• **Input material**:
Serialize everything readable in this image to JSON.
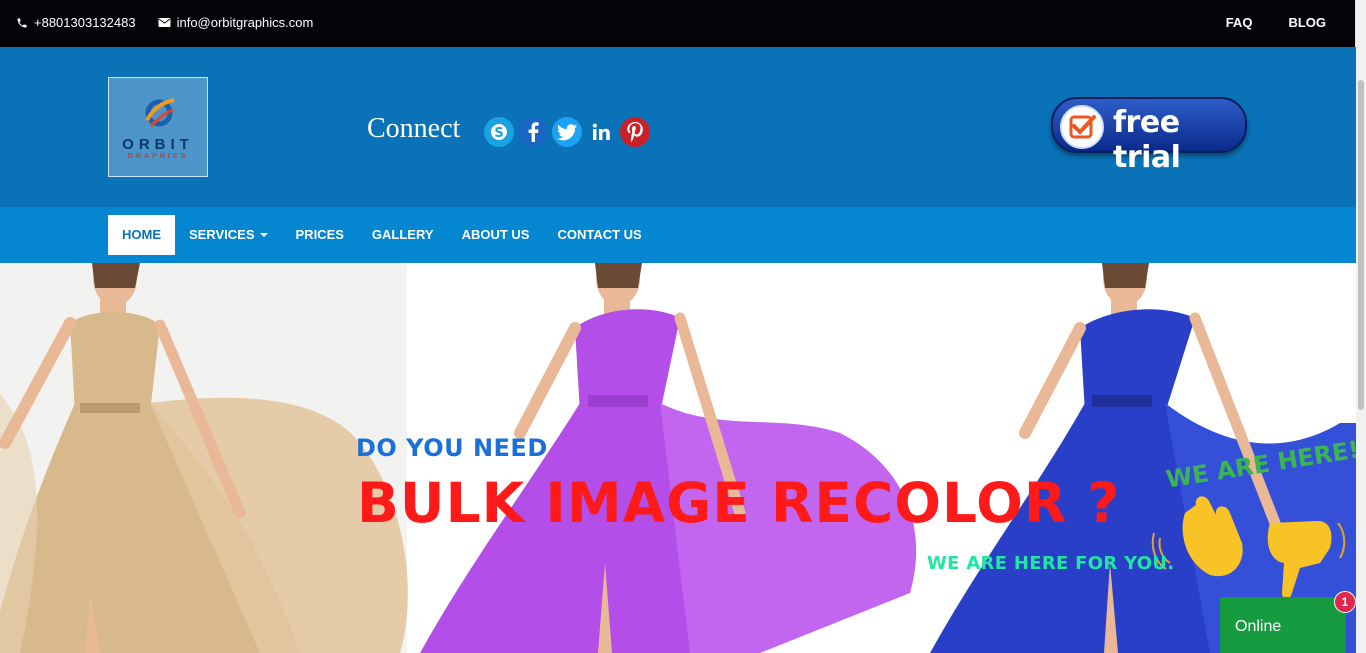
{
  "topbar": {
    "phone": "+8801303132483",
    "email": "info@orbitgraphics.com",
    "links": [
      "FAQ",
      "BLOG"
    ]
  },
  "header": {
    "logo_text": "ORBIT",
    "logo_subtext": "GRAPHICS",
    "connect_label": "Connect",
    "social_icons": [
      "skype-icon",
      "facebook-icon",
      "twitter-icon",
      "linkedin-icon",
      "pinterest-icon"
    ],
    "trial_label": "free trial"
  },
  "nav": {
    "items": [
      "HOME",
      "SERVICES",
      "PRICES",
      "GALLERY",
      "ABOUT US",
      "CONTACT US"
    ],
    "active": "HOME"
  },
  "hero": {
    "line1": "DO YOU NEED",
    "line2": "BULK IMAGE RECOLOR ?",
    "line3": "WE ARE HERE FOR YOU.",
    "dress_colors": [
      "#d8b98c",
      "#b44ee8",
      "#2a3fc8"
    ]
  },
  "chat": {
    "callout": "WE ARE HERE!",
    "status": "Online",
    "unread_count": "1"
  },
  "colors": {
    "topbar": "#050308",
    "header": "#0a72b6",
    "nav": "#0586d0",
    "headline_red": "#ff1a1a",
    "online_green": "#179b41"
  }
}
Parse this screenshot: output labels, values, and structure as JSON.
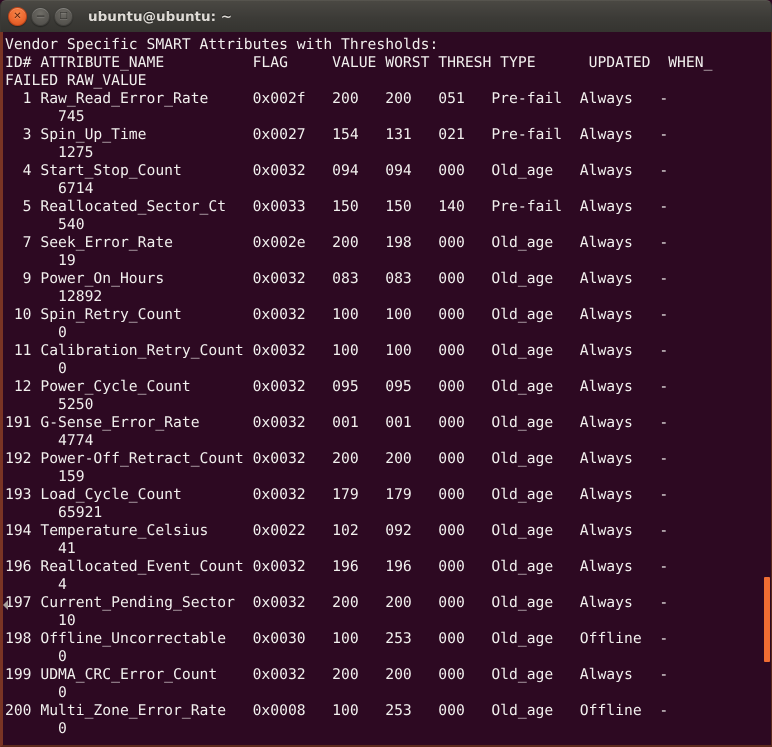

• **Goal**:
Skip the pictures, then retype every line above exactly.

• **Right answer**:
Serialize everything readable in this image to JSON.
{
  "topbar": {
    "phone": "+8801303132483",
    "email": "info@orbitgraphics.com",
    "links": [
      "FAQ",
      "BLOG"
    ]
  },
  "header": {
    "logo_text": "ORBIT",
    "logo_subtext": "GRAPHICS",
    "connect_label": "Connect",
    "social_icons": [
      "skype-icon",
      "facebook-icon",
      "twitter-icon",
      "linkedin-icon",
      "pinterest-icon"
    ],
    "trial_label": "free trial"
  },
  "nav": {
    "items": [
      "HOME",
      "SERVICES",
      "PRICES",
      "GALLERY",
      "ABOUT US",
      "CONTACT US"
    ],
    "active": "HOME"
  },
  "hero": {
    "line1": "DO YOU NEED",
    "line2": "BULK IMAGE RECOLOR ?",
    "line3": "WE ARE HERE FOR YOU.",
    "dress_colors": [
      "#d8b98c",
      "#b44ee8",
      "#2a3fc8"
    ]
  },
  "chat": {
    "callout": "WE ARE HERE!",
    "status": "Online",
    "unread_count": "1"
  },
  "colors": {
    "topbar": "#050308",
    "header": "#0a72b6",
    "nav": "#0586d0",
    "headline_red": "#ff1a1a",
    "online_green": "#179b41"
  }
}
Parse this screenshot: output labels, values, and structure as JSON.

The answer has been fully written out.